Repeat the material exactly as it appears.

Dataset items:
"""

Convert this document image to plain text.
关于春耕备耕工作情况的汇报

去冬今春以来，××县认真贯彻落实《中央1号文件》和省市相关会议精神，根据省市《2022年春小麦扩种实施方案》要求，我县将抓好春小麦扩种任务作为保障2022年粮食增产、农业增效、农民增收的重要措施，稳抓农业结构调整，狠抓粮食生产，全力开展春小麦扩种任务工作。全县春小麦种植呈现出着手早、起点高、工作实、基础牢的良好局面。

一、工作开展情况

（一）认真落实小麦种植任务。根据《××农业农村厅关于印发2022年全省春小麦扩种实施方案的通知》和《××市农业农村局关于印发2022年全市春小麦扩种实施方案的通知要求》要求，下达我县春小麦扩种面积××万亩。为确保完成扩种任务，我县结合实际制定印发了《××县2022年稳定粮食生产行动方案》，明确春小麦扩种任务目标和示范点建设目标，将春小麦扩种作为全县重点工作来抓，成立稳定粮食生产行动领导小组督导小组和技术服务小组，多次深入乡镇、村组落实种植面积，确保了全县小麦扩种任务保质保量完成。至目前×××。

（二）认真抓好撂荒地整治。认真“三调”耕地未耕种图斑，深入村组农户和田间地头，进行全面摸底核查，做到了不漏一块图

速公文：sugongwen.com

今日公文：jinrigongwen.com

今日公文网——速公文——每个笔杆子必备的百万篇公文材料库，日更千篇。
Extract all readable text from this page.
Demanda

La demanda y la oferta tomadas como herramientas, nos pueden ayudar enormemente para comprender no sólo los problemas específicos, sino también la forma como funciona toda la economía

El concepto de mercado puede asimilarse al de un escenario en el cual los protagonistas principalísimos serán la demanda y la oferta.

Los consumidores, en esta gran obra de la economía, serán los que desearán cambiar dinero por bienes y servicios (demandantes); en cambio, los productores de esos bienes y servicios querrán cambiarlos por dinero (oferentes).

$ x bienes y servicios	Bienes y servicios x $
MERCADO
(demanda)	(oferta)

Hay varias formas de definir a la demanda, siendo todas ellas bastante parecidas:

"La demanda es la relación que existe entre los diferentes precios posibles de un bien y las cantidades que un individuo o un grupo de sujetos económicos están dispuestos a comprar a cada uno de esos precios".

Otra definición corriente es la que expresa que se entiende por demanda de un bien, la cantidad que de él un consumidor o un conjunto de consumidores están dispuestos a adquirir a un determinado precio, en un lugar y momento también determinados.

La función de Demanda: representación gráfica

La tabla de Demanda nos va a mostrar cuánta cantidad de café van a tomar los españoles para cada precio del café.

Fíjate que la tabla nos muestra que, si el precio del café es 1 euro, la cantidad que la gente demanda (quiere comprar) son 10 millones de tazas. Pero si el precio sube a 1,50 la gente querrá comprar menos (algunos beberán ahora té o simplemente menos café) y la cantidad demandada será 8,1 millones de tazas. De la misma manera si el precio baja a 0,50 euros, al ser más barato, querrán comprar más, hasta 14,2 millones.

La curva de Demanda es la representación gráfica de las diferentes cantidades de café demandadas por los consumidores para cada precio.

"""

### Full response
Convert this document image to plain text.
关于春耕备耕工作情况的汇报

去冬今春以来，××县认真贯彻落实《中央1号文件》和省市相关会议精神，根据省市《2022年春小麦扩种实施方案》要求，我县将抓好春小麦扩种任务作为保障2022年粮食增产、农业增效、农民增收的重要措施，稳抓农业结构调整，狠抓粮食生产，全力开展春小麦扩种任务工作。全县春小麦种植呈现出着手早、起点高、工作实、基础牢的良好局面。

一、工作开展情况

（一）认真落实小麦种植任务。根据《××农业农村厅关于印发2022年全省春小麦扩种实施方案的通知》和《××市农业农村局关于印发2022年全市春小麦扩种实施方案的通知要求》要求，下达我县春小麦扩种面积××万亩。为确保完成扩种任务，我县结合实际制定印发了《××县2022年稳定粮食生产行动方案》，明确春小麦扩种任务目标和示范点建设目标，将春小麦扩种作为全县重点工作来抓，成立稳定粮食生产行动领导小组督导小组和技术服务小组，多次深入乡镇、村组落实种植面积，确保了全县小麦扩种任务保质保量完成。至目前×××。

（二）认真抓好撂荒地整治。认真“三调”耕地未耕种图斑，深入村组农户和田间地头，进行全面摸底核查，做到了不漏一块图

速公文：sugongwen.com

今日公文：jinrigongwen.com

今日公文网——速公文——每个笔杆子必备的百万篇公文材料库，日更千篇。
Extract all readable text from this page.
Demanda

La demanda y la oferta tomadas como herramientas, nos pueden ayudar enormemente para comprender no sólo los problemas específicos, sino también la forma como funciona toda la economía

El concepto de mercado puede asimilarse al de un escenario en el cual los protagonistas principalísimos serán la demanda y la oferta.

Los consumidores, en esta gran obra de la economía, serán los que desearán cambiar dinero por bienes y servicios (demandantes); en cambio, los productores de esos bienes y servicios querrán cambiarlos por dinero (oferentes).

$ x bienes y servicios	Bienes y servicios x $
MERCADO
(demanda)	(oferta)

Hay varias formas de definir a la demanda, siendo todas ellas bastante parecidas:

"La demanda es la relación que existe entre los diferentes precios posibles de un bien y las cantidades que un individuo o un grupo de sujetos económicos están dispuestos a comprar a cada uno de esos precios".

Otra definición corriente es la que expresa que se entiende por demanda de un bien, la cantidad que de él un consumidor o un conjunto de consumidores están dispuestos a adquirir a un determinado precio, en un lugar y momento también determinados.

La función de Demanda: representación gráfica

La tabla de Demanda nos va a mostrar cuánta cantidad de café van a tomar los españoles para cada precio del café.

Fíjate que la tabla nos muestra que, si el precio del café es 1 euro, la cantidad que la gente demanda (quiere comprar) son 10 millones de tazas. Pero si el precio sube a 1,50 la gente querrá comprar menos (algunos beberán ahora té o simplemente menos café) y la cantidad demandada será 8,1 millones de tazas. De la misma manera si el precio baja a 0,50 euros, al ser más barato, querrán comprar más, hasta 14,2 millones.

La curva de Demanda es la representación gráfica de las diferentes cantidades de café demandadas por los consumidores para cada precio.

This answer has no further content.